══ RECORDS SUPPLIED

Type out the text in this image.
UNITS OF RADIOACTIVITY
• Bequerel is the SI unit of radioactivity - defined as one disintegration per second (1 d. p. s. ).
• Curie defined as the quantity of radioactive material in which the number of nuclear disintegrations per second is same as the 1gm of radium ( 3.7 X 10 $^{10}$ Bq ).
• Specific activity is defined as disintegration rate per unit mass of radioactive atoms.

════
══ RECORDS SUPPLIED

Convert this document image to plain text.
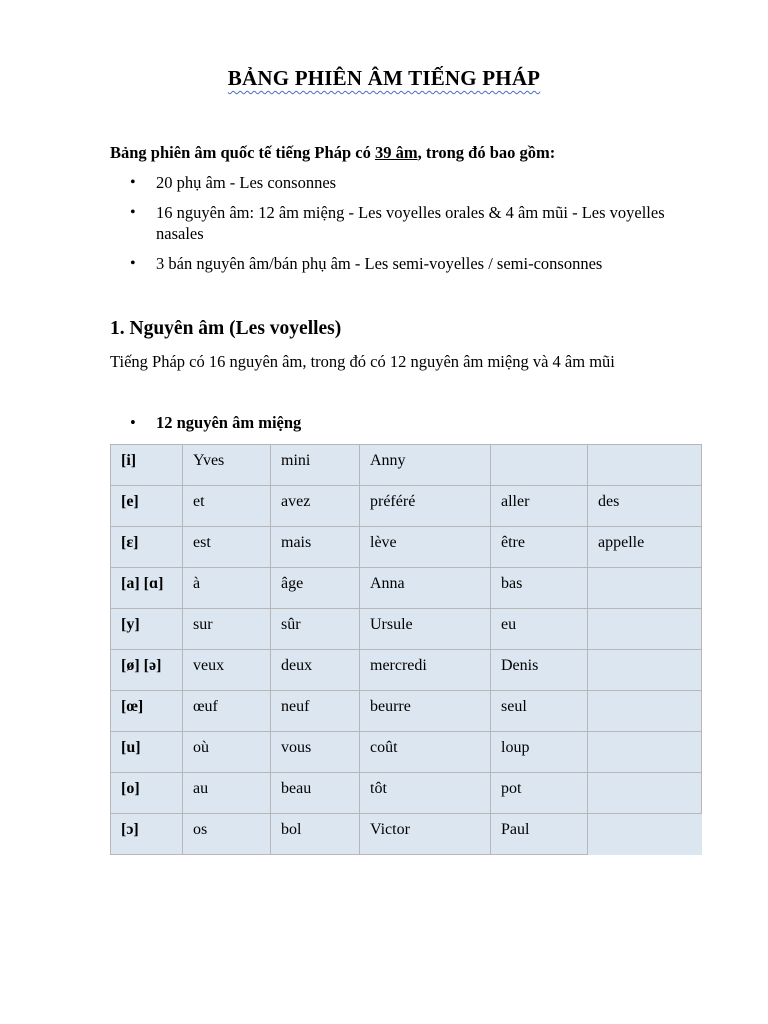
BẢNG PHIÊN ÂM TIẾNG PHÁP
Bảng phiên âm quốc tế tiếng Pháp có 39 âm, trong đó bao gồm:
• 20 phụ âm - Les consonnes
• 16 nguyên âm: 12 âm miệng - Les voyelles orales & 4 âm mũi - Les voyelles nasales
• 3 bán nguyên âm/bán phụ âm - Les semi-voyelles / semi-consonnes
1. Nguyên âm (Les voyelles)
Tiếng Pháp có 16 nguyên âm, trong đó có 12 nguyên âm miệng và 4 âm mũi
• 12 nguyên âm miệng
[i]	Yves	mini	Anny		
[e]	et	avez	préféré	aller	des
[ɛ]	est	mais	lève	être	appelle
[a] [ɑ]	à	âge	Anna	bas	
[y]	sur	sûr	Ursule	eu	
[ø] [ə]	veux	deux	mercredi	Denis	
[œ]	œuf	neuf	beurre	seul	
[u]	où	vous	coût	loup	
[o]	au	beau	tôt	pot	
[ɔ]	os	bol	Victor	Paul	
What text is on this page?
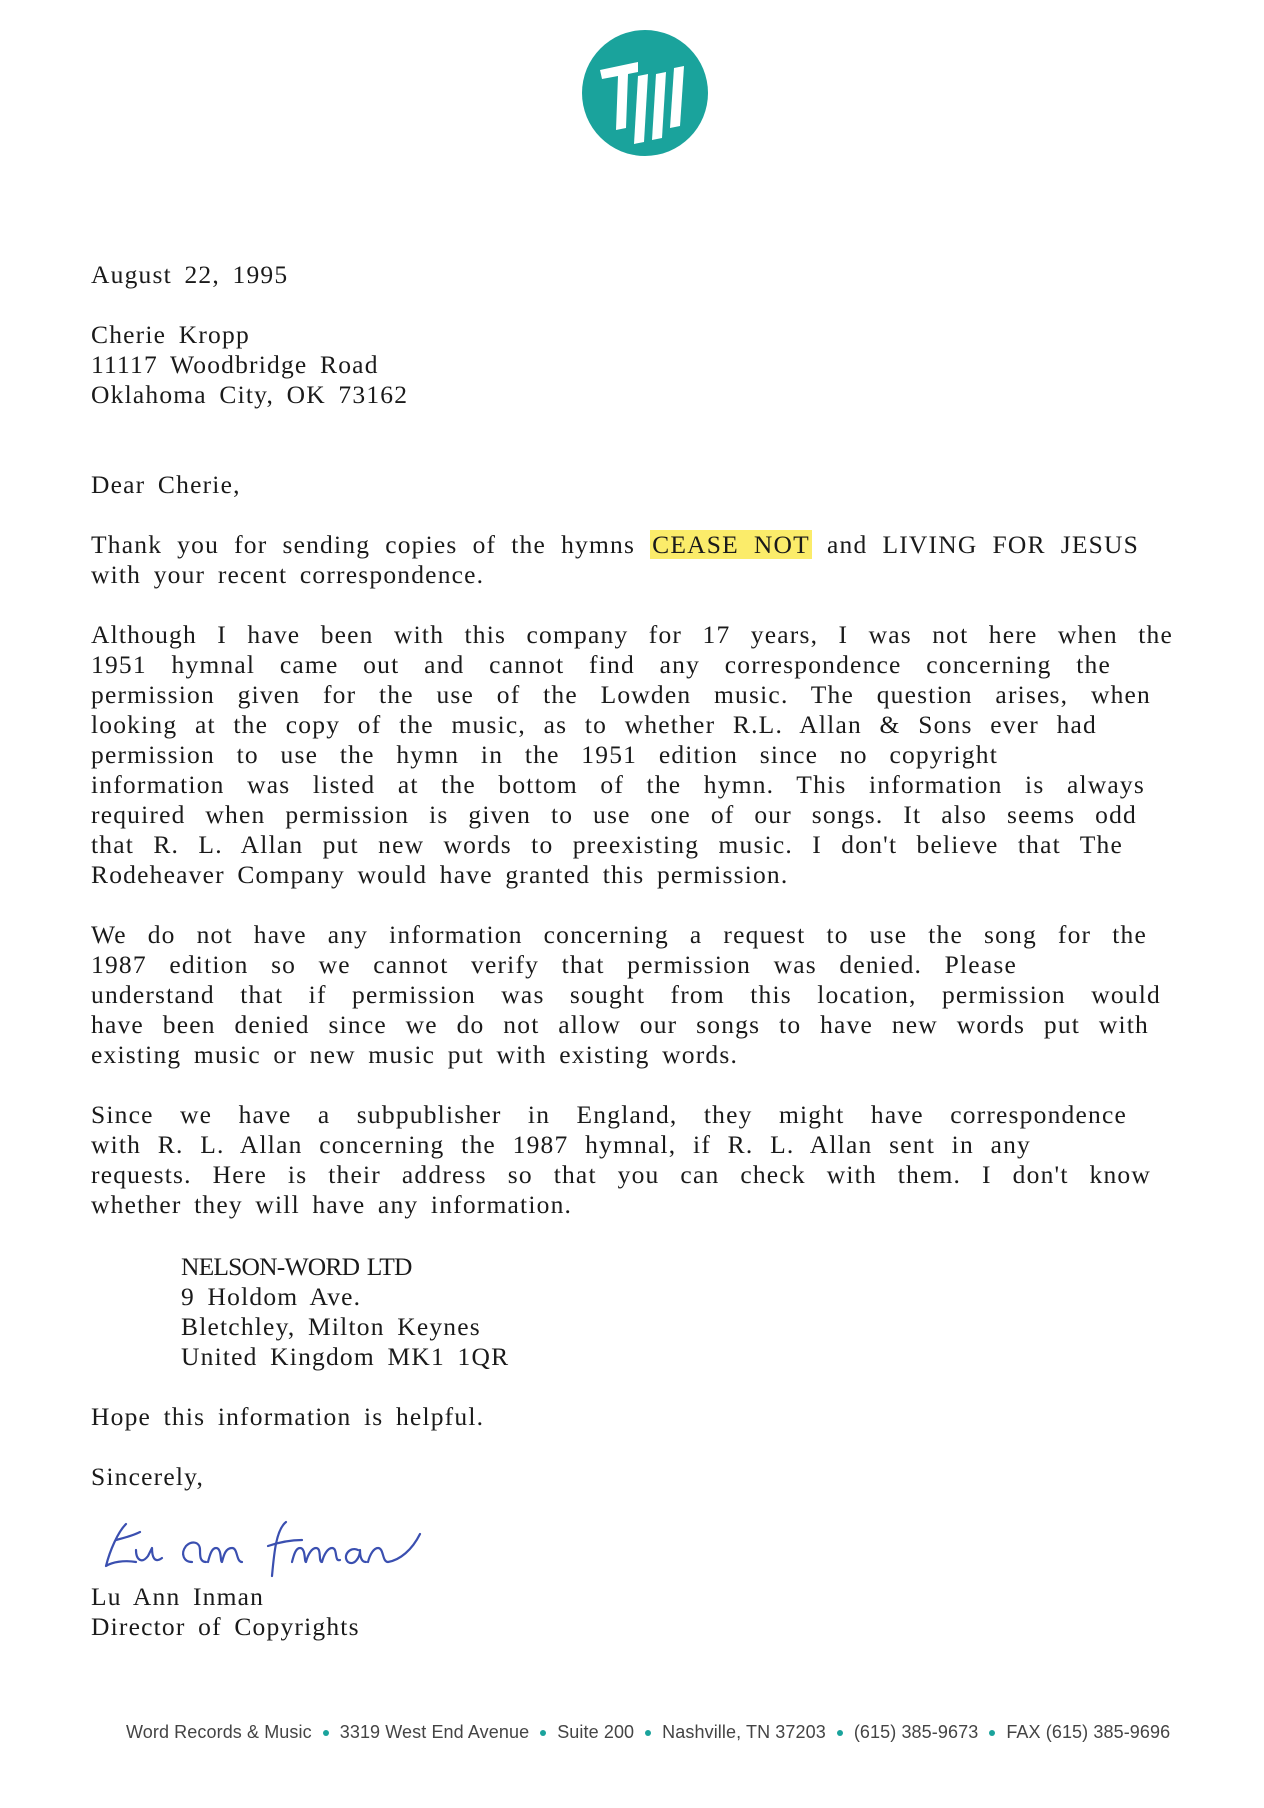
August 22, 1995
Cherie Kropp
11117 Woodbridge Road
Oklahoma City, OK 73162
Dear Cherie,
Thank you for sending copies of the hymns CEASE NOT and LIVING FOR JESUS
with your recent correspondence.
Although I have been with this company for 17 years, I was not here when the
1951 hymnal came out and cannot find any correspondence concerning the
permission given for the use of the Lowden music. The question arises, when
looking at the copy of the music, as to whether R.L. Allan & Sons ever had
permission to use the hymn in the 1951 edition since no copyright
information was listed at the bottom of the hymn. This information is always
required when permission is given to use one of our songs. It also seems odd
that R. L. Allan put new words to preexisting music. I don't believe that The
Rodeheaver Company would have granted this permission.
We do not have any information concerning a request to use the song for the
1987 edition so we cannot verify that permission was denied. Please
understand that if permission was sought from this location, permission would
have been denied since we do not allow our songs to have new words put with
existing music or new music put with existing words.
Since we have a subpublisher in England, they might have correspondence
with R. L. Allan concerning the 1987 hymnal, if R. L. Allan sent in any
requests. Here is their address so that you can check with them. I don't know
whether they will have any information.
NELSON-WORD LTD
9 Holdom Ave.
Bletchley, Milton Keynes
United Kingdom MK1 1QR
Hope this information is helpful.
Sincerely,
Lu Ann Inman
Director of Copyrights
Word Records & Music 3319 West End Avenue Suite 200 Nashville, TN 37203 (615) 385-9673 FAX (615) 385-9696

════

• WRITTEN INSTRUCTION
Determine the number of lines in the listing that hold the word "correspondence", and supply that number and nothing further.

• ANSWER TO THIS PROBLEM
3